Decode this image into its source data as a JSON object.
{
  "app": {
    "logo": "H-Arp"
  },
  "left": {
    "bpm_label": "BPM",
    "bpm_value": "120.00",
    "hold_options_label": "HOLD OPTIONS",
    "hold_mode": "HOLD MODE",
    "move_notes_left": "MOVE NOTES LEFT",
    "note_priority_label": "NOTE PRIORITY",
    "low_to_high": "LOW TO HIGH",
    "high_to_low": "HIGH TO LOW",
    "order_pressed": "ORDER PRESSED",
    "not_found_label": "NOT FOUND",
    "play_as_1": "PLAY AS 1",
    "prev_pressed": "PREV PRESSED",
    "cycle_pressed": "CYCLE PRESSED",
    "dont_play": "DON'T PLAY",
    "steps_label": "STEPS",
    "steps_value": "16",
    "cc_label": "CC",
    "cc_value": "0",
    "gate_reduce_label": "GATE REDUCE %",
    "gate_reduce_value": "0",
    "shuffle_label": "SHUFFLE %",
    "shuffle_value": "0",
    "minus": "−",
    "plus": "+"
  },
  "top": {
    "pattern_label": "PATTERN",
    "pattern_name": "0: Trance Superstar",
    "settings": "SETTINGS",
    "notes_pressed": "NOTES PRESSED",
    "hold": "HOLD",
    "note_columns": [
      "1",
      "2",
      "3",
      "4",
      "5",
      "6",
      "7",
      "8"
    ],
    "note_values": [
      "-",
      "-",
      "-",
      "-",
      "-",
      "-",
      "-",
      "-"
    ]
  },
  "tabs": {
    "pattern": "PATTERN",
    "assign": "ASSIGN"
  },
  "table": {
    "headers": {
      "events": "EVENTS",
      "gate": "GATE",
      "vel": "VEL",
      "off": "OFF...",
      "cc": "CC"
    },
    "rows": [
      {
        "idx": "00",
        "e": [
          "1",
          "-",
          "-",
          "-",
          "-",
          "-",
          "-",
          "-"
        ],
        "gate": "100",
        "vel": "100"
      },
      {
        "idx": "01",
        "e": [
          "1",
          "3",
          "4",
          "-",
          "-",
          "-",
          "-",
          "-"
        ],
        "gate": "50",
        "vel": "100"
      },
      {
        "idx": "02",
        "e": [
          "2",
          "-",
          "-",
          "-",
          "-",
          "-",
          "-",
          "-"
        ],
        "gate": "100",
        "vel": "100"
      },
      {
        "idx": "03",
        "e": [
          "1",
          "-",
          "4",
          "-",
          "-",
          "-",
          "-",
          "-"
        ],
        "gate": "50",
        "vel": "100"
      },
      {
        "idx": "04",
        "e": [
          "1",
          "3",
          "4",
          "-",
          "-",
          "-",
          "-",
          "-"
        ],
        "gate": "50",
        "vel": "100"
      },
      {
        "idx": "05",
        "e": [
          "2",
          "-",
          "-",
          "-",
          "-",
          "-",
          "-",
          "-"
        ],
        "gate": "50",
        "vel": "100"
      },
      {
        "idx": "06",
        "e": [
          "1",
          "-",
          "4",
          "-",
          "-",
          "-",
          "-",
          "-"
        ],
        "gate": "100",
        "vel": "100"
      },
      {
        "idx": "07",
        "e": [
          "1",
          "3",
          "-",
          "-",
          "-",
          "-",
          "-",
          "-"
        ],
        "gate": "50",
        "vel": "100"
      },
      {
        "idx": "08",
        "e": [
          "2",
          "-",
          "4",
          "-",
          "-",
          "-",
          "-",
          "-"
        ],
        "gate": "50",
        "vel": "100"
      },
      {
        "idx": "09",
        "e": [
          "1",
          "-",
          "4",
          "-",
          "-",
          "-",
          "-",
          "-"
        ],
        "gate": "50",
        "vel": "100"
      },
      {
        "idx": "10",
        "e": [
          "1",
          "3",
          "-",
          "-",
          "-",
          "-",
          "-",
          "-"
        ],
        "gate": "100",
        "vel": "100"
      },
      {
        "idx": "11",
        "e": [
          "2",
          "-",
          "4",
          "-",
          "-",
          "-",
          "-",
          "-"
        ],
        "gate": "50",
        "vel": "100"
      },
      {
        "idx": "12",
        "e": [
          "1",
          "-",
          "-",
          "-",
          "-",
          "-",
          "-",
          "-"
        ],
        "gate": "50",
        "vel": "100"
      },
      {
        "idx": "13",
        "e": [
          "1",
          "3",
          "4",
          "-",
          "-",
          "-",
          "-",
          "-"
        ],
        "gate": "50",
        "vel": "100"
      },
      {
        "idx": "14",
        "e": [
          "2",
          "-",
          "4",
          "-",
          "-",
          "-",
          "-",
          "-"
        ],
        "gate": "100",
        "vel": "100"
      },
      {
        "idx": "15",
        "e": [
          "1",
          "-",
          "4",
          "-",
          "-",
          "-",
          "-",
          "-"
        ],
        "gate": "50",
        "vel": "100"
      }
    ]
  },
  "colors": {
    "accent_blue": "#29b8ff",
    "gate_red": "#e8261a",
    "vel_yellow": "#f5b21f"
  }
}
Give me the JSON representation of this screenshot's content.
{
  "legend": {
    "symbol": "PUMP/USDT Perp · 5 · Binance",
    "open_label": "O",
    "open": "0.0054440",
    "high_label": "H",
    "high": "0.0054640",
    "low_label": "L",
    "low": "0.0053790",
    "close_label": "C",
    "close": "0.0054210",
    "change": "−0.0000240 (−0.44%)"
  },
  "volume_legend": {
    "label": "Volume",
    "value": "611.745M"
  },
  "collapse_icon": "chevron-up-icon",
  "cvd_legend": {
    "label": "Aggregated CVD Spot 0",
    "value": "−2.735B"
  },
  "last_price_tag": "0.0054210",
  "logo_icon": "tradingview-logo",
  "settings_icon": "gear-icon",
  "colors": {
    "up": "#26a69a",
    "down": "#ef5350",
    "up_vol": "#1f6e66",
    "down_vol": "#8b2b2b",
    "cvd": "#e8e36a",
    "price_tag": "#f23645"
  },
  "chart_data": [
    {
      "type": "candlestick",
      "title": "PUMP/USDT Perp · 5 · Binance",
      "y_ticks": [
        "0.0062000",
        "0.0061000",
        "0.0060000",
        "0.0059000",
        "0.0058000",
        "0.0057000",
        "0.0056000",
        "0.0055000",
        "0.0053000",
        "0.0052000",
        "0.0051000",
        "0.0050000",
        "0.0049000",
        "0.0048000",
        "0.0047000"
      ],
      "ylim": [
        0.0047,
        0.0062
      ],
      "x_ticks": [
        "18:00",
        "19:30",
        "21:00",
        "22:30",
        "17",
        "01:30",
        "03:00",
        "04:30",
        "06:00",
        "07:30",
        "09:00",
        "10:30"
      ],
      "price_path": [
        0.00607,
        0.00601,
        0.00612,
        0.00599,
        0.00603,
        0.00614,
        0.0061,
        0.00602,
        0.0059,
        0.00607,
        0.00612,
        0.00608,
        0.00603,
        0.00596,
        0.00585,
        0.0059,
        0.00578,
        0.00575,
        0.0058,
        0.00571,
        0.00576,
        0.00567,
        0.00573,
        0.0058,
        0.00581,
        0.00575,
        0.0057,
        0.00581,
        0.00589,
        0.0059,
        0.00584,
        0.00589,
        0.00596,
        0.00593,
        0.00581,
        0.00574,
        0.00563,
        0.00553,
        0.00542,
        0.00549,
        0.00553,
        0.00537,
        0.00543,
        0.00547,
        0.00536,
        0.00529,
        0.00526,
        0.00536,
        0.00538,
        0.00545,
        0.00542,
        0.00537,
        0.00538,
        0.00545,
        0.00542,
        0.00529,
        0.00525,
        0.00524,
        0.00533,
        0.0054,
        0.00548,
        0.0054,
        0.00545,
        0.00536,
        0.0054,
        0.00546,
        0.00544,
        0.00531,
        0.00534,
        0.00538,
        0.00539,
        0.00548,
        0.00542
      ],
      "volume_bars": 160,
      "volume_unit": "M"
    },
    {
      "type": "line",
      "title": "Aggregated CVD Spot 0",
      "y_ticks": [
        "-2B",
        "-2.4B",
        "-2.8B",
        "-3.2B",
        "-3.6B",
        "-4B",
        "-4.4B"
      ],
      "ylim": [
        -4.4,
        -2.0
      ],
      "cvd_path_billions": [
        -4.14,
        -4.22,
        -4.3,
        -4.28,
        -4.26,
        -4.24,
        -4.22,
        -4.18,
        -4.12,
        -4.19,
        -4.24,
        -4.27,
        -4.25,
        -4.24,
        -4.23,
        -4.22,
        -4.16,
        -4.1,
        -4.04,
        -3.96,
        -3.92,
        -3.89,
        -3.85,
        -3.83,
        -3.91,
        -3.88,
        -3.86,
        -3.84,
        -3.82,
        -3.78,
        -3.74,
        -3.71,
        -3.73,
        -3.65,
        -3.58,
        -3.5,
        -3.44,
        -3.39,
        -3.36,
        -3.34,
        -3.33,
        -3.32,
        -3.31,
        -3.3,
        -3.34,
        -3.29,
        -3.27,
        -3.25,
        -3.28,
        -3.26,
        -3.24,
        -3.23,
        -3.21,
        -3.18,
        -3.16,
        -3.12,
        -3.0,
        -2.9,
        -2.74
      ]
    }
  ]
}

WORK INSTRUCTIONS:
Where a line contains the string "HOLD", extract that line.

SOLUTION FOR THIS PROBLEM:
    "hold_options_label": "HOLD OPTIONS",
    "hold_mode": "HOLD MODE",
    "hold": "HOLD",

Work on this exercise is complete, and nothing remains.